_Instruction_: Your copy of the material must match it exactly, except that pictures are dropped.

== Extracted data ==

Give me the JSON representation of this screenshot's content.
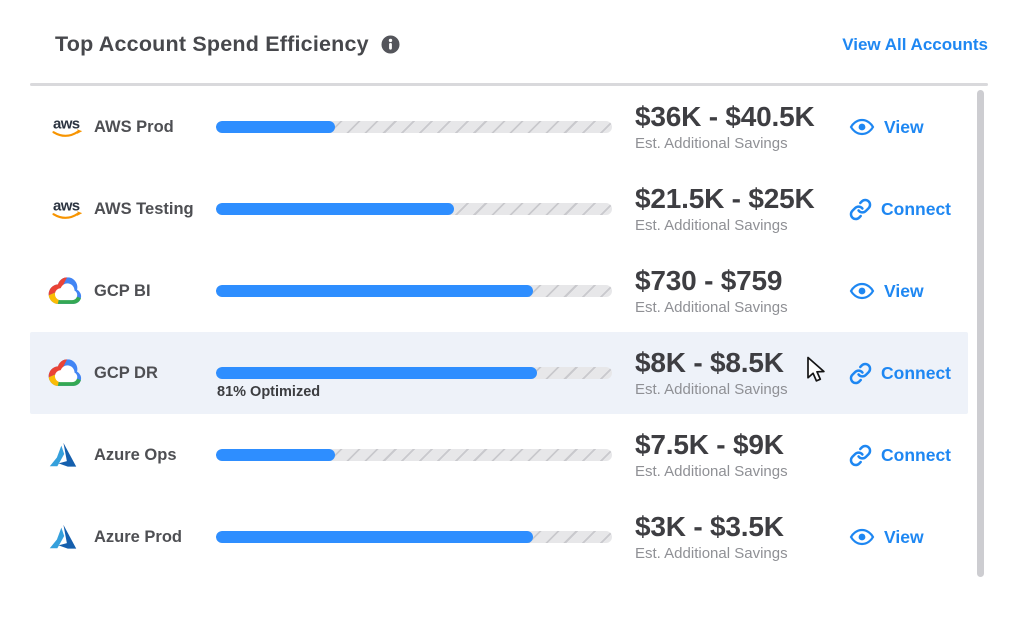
{
  "header": {
    "title": "Top Account Spend Efficiency",
    "info_icon": "info-icon",
    "view_all_label": "View All Accounts"
  },
  "savings_caption": "Est. Additional Savings",
  "accounts": [
    {
      "name": "AWS Prod",
      "provider": "aws",
      "provider_icon": "aws-logo-icon",
      "optimized_pct": 30,
      "savings_range": "$36K - $40.5K",
      "action": "View",
      "action_icon": "eye-icon",
      "highlighted": false
    },
    {
      "name": "AWS Testing",
      "provider": "aws",
      "provider_icon": "aws-logo-icon",
      "optimized_pct": 60,
      "savings_range": "$21.5K - $25K",
      "action": "Connect",
      "action_icon": "link-icon",
      "highlighted": false
    },
    {
      "name": "GCP BI",
      "provider": "gcp",
      "provider_icon": "gcp-logo-icon",
      "optimized_pct": 80,
      "savings_range": "$730 - $759",
      "action": "View",
      "action_icon": "eye-icon",
      "highlighted": false
    },
    {
      "name": "GCP DR",
      "provider": "gcp",
      "provider_icon": "gcp-logo-icon",
      "optimized_pct": 81,
      "savings_range": "$8K - $8.5K",
      "action": "Connect",
      "action_icon": "link-icon",
      "highlighted": true,
      "optimized_label": "81% Optimized"
    },
    {
      "name": "Azure Ops",
      "provider": "azure",
      "provider_icon": "azure-logo-icon",
      "optimized_pct": 30,
      "savings_range": "$7.5K - $9K",
      "action": "Connect",
      "action_icon": "link-icon",
      "highlighted": false
    },
    {
      "name": "Azure Prod",
      "provider": "azure",
      "provider_icon": "azure-logo-icon",
      "optimized_pct": 80,
      "savings_range": "$3K - $3.5K",
      "action": "View",
      "action_icon": "eye-icon",
      "highlighted": false
    }
  ],
  "colors": {
    "accent_blue": "#1e87f2",
    "bar_fill": "#2e8eff",
    "bar_track": "#e7e7e9",
    "bar_hatch": "#c9c9cd",
    "row_highlight": "#eef2f9",
    "scrollbar": "#cdcdd1"
  }
}
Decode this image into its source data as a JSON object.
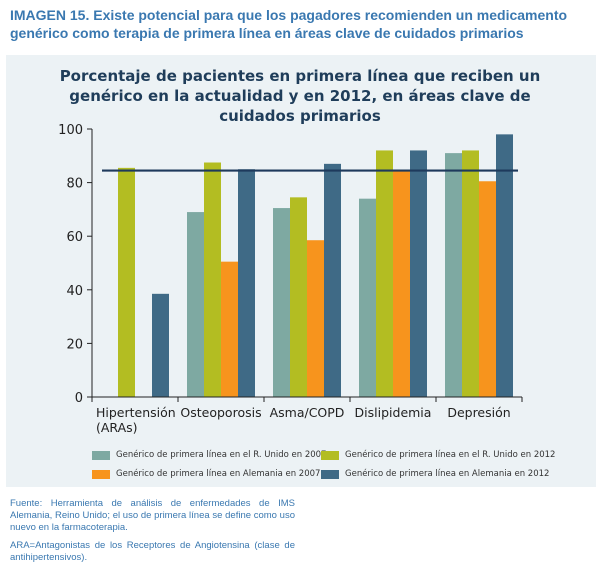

===

_Solution below_:
Give me the JSON representation of this screenshot's content.
{
  "header": {
    "title": "Top Account Spend Efficiency",
    "info_icon": "info-icon",
    "view_all_label": "View All Accounts"
  },
  "savings_caption": "Est. Additional Savings",
  "accounts": [
    {
      "name": "AWS Prod",
      "provider": "aws",
      "provider_icon": "aws-logo-icon",
      "optimized_pct": 30,
      "savings_range": "$36K - $40.5K",
      "action": "View",
      "action_icon": "eye-icon",
      "highlighted": false
    },
    {
      "name": "AWS Testing",
      "provider": "aws",
      "provider_icon": "aws-logo-icon",
      "optimized_pct": 60,
      "savings_range": "$21.5K - $25K",
      "action": "Connect",
      "action_icon": "link-icon",
      "highlighted": false
    },
    {
      "name": "GCP BI",
      "provider": "gcp",
      "provider_icon": "gcp-logo-icon",
      "optimized_pct": 80,
      "savings_range": "$730 - $759",
      "action": "View",
      "action_icon": "eye-icon",
      "highlighted": false
    },
    {
      "name": "GCP DR",
      "provider": "gcp",
      "provider_icon": "gcp-logo-icon",
      "optimized_pct": 81,
      "savings_range": "$8K - $8.5K",
      "action": "Connect",
      "action_icon": "link-icon",
      "highlighted": true,
      "optimized_label": "81% Optimized"
    },
    {
      "name": "Azure Ops",
      "provider": "azure",
      "provider_icon": "azure-logo-icon",
      "optimized_pct": 30,
      "savings_range": "$7.5K - $9K",
      "action": "Connect",
      "action_icon": "link-icon",
      "highlighted": false
    },
    {
      "name": "Azure Prod",
      "provider": "azure",
      "provider_icon": "azure-logo-icon",
      "optimized_pct": 80,
      "savings_range": "$3K - $3.5K",
      "action": "View",
      "action_icon": "eye-icon",
      "highlighted": false
    }
  ],
  "colors": {
    "accent_blue": "#1e87f2",
    "bar_fill": "#2e8eff",
    "bar_track": "#e7e7e9",
    "bar_hatch": "#c9c9cd",
    "row_highlight": "#eef2f9",
    "scrollbar": "#cdcdd1"
  }
}
Decode this image into its source data as a JSON object.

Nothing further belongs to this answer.